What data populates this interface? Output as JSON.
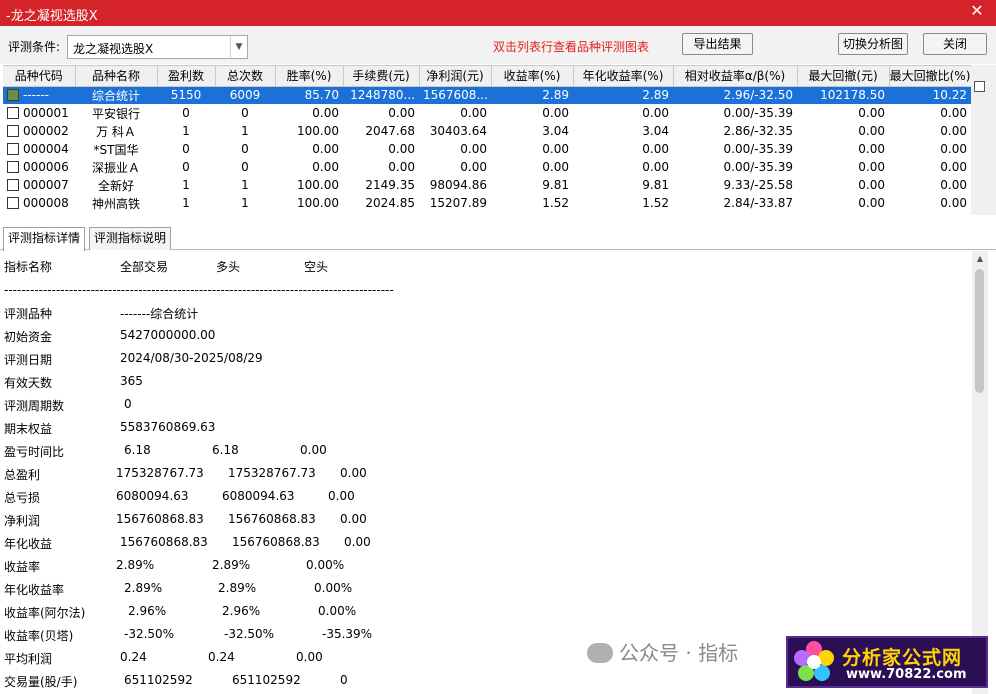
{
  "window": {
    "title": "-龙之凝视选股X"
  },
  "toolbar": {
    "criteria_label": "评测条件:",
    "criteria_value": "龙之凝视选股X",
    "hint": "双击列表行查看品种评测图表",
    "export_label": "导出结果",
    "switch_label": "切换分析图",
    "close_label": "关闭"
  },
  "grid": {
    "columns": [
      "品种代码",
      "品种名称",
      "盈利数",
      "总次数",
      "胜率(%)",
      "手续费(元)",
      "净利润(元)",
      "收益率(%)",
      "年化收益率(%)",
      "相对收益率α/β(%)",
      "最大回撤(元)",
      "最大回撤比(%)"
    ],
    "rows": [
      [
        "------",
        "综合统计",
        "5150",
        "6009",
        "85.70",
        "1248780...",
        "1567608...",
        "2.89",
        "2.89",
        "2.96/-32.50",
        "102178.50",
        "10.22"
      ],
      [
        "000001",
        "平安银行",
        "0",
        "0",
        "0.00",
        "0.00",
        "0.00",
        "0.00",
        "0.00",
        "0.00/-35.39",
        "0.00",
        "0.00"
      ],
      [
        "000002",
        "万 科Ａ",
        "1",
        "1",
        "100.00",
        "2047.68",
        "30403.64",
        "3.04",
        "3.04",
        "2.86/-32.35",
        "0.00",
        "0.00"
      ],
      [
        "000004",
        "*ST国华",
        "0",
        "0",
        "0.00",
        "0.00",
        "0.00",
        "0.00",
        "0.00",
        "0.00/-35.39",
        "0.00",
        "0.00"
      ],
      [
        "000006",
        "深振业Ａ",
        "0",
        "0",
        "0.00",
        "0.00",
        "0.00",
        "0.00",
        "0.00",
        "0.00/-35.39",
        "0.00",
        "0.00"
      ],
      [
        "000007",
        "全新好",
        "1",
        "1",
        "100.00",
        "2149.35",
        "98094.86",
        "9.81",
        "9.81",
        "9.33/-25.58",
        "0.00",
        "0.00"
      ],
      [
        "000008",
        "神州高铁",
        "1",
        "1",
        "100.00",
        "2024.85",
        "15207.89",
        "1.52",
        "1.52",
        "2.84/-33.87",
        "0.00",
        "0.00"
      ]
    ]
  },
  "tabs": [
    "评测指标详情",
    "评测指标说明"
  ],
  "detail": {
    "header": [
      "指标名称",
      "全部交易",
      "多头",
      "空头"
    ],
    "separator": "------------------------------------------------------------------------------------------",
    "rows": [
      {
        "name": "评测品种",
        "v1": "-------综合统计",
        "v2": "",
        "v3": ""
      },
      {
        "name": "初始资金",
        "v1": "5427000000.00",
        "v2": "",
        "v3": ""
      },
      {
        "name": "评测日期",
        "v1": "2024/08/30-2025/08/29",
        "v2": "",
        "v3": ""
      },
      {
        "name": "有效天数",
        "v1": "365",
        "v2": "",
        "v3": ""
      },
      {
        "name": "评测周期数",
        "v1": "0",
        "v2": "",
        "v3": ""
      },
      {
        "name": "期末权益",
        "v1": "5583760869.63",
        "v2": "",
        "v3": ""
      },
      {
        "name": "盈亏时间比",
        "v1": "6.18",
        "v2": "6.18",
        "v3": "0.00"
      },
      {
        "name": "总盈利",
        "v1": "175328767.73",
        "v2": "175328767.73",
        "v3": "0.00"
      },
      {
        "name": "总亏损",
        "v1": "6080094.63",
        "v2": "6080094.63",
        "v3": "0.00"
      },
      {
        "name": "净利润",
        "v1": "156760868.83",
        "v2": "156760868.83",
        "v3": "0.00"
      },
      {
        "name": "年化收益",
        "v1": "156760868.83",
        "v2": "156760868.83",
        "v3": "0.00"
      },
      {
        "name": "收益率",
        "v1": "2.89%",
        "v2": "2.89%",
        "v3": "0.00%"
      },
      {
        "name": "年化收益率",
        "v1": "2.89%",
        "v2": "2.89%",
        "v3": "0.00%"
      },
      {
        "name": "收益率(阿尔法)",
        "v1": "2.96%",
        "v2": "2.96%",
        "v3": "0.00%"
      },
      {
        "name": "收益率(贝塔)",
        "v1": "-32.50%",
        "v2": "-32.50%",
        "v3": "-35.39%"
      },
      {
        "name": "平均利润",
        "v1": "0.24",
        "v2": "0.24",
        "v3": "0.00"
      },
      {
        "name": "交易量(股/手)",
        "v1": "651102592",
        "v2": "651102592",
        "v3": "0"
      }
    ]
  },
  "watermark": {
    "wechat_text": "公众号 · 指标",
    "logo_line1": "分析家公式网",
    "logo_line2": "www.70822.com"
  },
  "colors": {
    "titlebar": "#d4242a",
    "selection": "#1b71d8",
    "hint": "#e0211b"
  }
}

==

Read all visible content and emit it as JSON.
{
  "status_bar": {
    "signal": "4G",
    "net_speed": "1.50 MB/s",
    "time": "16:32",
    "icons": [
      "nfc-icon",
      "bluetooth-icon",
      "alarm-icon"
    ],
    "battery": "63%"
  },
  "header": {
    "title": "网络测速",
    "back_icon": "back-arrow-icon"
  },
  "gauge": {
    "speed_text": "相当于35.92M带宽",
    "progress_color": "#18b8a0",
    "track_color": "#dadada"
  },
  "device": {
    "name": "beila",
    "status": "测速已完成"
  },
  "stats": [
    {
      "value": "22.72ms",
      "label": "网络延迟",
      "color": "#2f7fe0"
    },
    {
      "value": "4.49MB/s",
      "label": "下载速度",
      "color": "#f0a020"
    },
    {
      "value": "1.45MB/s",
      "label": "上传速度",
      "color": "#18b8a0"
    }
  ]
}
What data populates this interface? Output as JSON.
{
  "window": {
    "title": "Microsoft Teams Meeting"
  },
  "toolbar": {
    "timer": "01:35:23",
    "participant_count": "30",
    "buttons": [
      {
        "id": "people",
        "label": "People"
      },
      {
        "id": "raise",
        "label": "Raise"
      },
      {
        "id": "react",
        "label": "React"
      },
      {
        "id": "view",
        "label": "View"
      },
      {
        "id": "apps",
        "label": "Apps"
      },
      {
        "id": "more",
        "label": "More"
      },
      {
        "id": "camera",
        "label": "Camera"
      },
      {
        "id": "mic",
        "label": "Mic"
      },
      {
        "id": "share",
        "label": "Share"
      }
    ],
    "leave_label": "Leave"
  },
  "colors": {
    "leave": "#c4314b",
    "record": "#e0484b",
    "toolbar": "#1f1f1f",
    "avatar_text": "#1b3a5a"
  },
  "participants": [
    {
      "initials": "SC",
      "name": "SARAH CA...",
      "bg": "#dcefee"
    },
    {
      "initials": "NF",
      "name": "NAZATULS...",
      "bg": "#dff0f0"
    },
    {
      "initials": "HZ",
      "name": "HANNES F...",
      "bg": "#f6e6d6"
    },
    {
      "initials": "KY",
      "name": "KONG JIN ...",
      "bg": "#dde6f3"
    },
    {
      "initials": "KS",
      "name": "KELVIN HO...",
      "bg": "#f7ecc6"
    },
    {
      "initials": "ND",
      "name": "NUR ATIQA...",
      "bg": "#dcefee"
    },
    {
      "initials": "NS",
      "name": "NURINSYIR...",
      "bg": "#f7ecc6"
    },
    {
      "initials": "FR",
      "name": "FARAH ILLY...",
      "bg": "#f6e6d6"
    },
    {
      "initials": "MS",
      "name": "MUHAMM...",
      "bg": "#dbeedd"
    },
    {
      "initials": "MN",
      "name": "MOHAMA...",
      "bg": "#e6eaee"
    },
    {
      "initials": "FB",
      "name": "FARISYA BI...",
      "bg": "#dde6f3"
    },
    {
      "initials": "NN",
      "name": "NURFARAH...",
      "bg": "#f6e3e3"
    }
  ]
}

# EXERCISE BRIEF
Count every line of the records that holds the string "龙之凝视选股X". Write only the total.

# FINISHED EXERCISE
2